**Task objective:** Return the whole listing, keeping every character the same.
** START Excerpted data **
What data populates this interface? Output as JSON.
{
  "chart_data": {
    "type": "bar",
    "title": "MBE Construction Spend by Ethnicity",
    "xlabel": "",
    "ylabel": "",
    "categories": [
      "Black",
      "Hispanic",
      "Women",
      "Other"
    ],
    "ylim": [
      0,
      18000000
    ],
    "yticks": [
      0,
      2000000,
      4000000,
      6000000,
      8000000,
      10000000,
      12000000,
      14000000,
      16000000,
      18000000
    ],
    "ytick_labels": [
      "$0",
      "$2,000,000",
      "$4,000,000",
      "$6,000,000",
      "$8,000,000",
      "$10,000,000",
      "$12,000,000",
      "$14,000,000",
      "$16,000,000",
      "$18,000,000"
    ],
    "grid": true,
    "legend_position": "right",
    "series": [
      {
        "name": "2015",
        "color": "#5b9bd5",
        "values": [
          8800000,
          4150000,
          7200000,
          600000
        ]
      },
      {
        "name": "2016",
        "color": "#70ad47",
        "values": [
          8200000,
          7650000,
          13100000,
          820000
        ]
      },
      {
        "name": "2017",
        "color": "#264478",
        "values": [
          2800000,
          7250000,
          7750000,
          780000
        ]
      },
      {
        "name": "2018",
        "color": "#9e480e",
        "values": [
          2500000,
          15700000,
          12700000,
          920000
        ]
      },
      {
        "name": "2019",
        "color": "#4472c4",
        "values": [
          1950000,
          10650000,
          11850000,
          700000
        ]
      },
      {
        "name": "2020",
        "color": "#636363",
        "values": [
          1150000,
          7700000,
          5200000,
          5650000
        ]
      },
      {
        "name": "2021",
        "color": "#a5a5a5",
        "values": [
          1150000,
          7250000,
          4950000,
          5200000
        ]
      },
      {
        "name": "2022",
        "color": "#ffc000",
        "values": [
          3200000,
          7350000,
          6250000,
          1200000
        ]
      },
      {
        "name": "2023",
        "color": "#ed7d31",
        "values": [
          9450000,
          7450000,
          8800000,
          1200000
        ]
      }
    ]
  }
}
** END Excerpted data **
**The result:**
What data populates this interface? Output as JSON.
{
  "chart_data": {
    "type": "bar",
    "title": "MBE Construction Spend by Ethnicity",
    "xlabel": "",
    "ylabel": "",
    "categories": [
      "Black",
      "Hispanic",
      "Women",
      "Other"
    ],
    "ylim": [
      0,
      18000000
    ],
    "yticks": [
      0,
      2000000,
      4000000,
      6000000,
      8000000,
      10000000,
      12000000,
      14000000,
      16000000,
      18000000
    ],
    "ytick_labels": [
      "$0",
      "$2,000,000",
      "$4,000,000",
      "$6,000,000",
      "$8,000,000",
      "$10,000,000",
      "$12,000,000",
      "$14,000,000",
      "$16,000,000",
      "$18,000,000"
    ],
    "grid": true,
    "legend_position": "right",
    "series": [
      {
        "name": "2015",
        "color": "#5b9bd5",
        "values": [
          8800000,
          4150000,
          7200000,
          600000
        ]
      },
      {
        "name": "2016",
        "color": "#70ad47",
        "values": [
          8200000,
          7650000,
          13100000,
          820000
        ]
      },
      {
        "name": "2017",
        "color": "#264478",
        "values": [
          2800000,
          7250000,
          7750000,
          780000
        ]
      },
      {
        "name": "2018",
        "color": "#9e480e",
        "values": [
          2500000,
          15700000,
          12700000,
          920000
        ]
      },
      {
        "name": "2019",
        "color": "#4472c4",
        "values": [
          1950000,
          10650000,
          11850000,
          700000
        ]
      },
      {
        "name": "2020",
        "color": "#636363",
        "values": [
          1150000,
          7700000,
          5200000,
          5650000
        ]
      },
      {
        "name": "2021",
        "color": "#a5a5a5",
        "values": [
          1150000,
          7250000,
          4950000,
          5200000
        ]
      },
      {
        "name": "2022",
        "color": "#ffc000",
        "values": [
          3200000,
          7350000,
          6250000,
          1200000
        ]
      },
      {
        "name": "2023",
        "color": "#ed7d31",
        "values": [
          9450000,
          7450000,
          8800000,
          1200000
        ]
      }
    ]
  }
}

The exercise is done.